--- Start ---

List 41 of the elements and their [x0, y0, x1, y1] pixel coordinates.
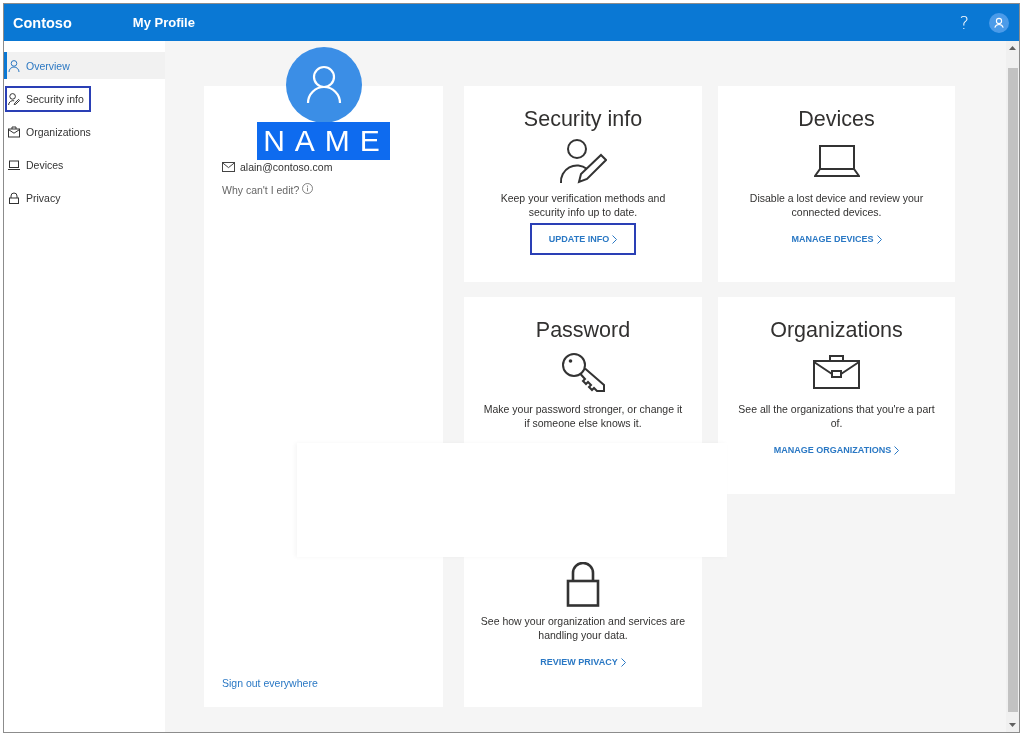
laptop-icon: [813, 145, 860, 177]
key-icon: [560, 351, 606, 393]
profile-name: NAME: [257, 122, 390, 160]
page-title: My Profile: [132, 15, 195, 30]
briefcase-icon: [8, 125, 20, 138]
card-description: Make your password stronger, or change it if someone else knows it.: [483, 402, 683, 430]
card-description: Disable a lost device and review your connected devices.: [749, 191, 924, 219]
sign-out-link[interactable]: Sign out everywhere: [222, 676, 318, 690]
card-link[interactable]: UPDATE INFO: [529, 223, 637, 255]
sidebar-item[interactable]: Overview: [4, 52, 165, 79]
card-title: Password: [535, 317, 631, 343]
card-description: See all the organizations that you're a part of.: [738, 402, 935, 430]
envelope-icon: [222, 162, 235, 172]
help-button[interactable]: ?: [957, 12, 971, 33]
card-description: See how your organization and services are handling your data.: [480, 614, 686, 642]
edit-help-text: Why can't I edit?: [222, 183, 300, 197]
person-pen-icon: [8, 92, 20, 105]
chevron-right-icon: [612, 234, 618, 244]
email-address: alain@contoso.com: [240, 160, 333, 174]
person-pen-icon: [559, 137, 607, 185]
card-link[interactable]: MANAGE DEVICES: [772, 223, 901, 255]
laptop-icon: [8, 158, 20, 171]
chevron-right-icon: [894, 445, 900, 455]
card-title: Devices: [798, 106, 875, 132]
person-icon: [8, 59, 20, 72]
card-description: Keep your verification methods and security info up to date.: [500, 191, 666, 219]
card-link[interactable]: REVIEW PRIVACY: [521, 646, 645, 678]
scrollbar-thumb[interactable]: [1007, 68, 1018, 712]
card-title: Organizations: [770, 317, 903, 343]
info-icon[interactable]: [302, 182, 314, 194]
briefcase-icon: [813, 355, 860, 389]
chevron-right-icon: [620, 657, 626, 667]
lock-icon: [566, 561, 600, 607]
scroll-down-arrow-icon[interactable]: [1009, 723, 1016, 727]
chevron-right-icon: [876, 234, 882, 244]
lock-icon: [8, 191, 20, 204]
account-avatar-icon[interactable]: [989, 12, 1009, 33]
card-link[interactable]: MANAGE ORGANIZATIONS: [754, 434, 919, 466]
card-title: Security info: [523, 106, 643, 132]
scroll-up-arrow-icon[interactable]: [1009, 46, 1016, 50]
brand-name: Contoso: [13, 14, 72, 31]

--- End ---
--- Start ---

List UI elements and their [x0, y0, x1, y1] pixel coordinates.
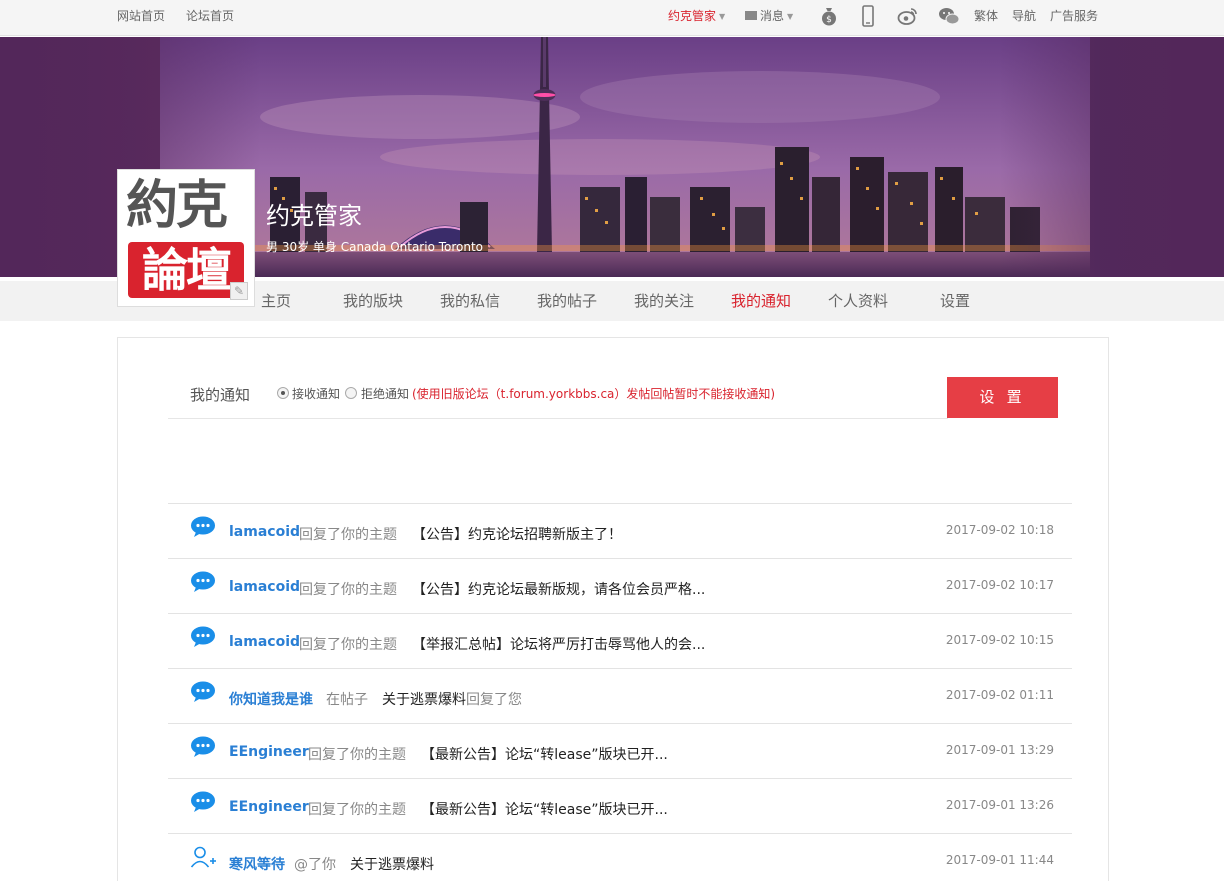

--- End ---
--- Start ---

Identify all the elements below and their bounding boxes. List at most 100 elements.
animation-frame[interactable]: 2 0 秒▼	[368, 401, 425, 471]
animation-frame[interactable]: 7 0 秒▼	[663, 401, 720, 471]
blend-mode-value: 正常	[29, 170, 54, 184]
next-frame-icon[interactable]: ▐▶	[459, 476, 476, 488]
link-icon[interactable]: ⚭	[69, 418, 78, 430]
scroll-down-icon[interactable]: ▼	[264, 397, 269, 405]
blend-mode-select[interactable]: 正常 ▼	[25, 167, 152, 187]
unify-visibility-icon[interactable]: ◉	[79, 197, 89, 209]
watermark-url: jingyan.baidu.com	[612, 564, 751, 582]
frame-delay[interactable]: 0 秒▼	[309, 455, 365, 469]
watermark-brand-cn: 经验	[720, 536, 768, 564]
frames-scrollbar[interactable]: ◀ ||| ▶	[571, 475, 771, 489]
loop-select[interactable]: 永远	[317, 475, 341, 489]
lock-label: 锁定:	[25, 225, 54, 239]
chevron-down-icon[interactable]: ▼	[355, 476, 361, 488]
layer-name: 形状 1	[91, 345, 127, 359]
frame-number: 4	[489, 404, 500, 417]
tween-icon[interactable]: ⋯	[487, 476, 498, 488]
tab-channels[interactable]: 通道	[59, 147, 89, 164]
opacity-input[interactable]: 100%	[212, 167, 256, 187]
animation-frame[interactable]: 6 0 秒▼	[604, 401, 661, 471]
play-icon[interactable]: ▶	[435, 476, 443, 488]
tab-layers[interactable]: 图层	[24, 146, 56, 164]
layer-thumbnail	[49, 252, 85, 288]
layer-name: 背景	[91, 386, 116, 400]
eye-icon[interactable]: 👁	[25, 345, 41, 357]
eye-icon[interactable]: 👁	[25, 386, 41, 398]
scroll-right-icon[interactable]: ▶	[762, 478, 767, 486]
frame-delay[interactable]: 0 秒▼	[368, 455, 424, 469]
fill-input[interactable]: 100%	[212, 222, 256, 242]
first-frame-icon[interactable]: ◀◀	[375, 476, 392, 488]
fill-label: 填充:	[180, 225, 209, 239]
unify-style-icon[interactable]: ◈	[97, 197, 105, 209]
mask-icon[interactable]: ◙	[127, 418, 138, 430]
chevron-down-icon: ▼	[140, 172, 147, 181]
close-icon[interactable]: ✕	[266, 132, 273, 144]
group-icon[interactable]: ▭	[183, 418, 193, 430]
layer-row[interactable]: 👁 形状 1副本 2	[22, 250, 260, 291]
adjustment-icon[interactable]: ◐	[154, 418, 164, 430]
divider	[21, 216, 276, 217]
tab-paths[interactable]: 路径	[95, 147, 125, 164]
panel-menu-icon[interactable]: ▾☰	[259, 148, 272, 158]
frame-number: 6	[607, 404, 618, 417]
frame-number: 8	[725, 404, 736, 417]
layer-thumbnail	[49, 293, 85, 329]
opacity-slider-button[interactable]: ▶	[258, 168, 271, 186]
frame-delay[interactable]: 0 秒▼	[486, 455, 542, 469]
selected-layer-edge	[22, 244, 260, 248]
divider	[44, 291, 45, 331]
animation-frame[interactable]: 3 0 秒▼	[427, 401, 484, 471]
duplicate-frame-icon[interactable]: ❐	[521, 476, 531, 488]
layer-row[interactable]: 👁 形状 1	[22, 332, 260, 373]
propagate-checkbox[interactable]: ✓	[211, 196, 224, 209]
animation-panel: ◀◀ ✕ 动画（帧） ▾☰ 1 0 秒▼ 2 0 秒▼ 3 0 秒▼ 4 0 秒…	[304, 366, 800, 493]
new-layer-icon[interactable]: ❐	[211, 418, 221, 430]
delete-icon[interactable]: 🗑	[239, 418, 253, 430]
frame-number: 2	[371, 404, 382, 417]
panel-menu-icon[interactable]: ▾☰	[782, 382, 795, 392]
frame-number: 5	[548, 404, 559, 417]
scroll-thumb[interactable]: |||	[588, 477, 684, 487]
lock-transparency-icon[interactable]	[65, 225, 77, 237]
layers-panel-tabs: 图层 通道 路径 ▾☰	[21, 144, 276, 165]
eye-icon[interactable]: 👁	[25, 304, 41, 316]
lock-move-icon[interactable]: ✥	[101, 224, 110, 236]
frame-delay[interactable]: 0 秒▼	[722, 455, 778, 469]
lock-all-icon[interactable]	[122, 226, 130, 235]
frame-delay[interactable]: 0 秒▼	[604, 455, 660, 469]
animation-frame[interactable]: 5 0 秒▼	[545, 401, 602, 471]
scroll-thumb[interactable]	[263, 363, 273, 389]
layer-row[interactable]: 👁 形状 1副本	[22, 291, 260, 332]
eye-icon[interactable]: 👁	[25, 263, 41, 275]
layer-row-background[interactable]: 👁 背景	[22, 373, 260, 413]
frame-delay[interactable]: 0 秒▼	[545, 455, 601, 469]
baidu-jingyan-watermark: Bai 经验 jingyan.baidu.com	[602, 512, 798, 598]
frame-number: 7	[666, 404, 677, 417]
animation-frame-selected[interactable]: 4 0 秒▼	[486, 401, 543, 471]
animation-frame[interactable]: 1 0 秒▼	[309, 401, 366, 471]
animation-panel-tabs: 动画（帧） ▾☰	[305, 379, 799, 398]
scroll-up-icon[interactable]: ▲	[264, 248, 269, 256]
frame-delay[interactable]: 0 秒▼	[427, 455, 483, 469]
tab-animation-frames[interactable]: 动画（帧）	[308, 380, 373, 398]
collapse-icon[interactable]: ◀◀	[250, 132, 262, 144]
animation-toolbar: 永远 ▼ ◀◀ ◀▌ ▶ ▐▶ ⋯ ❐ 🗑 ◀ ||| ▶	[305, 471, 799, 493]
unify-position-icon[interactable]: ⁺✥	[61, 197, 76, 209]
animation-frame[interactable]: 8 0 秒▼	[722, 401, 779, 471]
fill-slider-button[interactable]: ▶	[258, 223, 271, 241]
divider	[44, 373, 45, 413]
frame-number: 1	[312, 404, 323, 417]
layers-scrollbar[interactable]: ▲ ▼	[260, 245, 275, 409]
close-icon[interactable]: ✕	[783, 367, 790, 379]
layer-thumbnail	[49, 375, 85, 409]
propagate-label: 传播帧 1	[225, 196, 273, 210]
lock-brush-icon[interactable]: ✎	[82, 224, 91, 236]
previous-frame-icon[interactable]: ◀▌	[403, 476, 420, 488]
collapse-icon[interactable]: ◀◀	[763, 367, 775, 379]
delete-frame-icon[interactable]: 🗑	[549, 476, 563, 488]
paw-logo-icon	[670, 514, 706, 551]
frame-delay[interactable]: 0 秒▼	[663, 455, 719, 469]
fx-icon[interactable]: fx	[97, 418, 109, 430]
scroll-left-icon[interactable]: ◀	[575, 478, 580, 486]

--- End ---

▸ **GIVEN INSTRUCTION**: Print the stretch from the line containing "List 41 of the" through the line containing "email-address: alain@contoso.com: [240, 160, 333, 174]", both included, omitting the pictures.

▸ **RESPONSE TO THIS TASK**:
List 41 of the elements and their [x0, y0, x1, y1] pixel coordinates.
laptop-icon: [813, 145, 860, 177]
key-icon: [560, 351, 606, 393]
profile-name: NAME: [257, 122, 390, 160]
page-title: My Profile: [132, 15, 195, 30]
briefcase-icon: [8, 125, 20, 138]
card-description: Make your password stronger, or change it if someone else knows it.: [483, 402, 683, 430]
card-description: Disable a lost device and review your connected devices.: [749, 191, 924, 219]
sign-out-link[interactable]: Sign out everywhere: [222, 676, 318, 690]
card-link[interactable]: UPDATE INFO: [529, 223, 637, 255]
sidebar-item[interactable]: Overview: [4, 52, 165, 79]
card-title: Password: [535, 317, 631, 343]
card-description: See all the organizations that you're a part of.: [738, 402, 935, 430]
envelope-icon: [222, 162, 235, 172]
help-button[interactable]: ?: [957, 12, 971, 33]
card-description: See how your organization and services are handling your data.: [480, 614, 686, 642]
edit-help-text: Why can't I edit?: [222, 183, 300, 197]
person-pen-icon: [8, 92, 20, 105]
chevron-right-icon: [612, 234, 618, 244]
email-address: alain@contoso.com: [240, 160, 333, 174]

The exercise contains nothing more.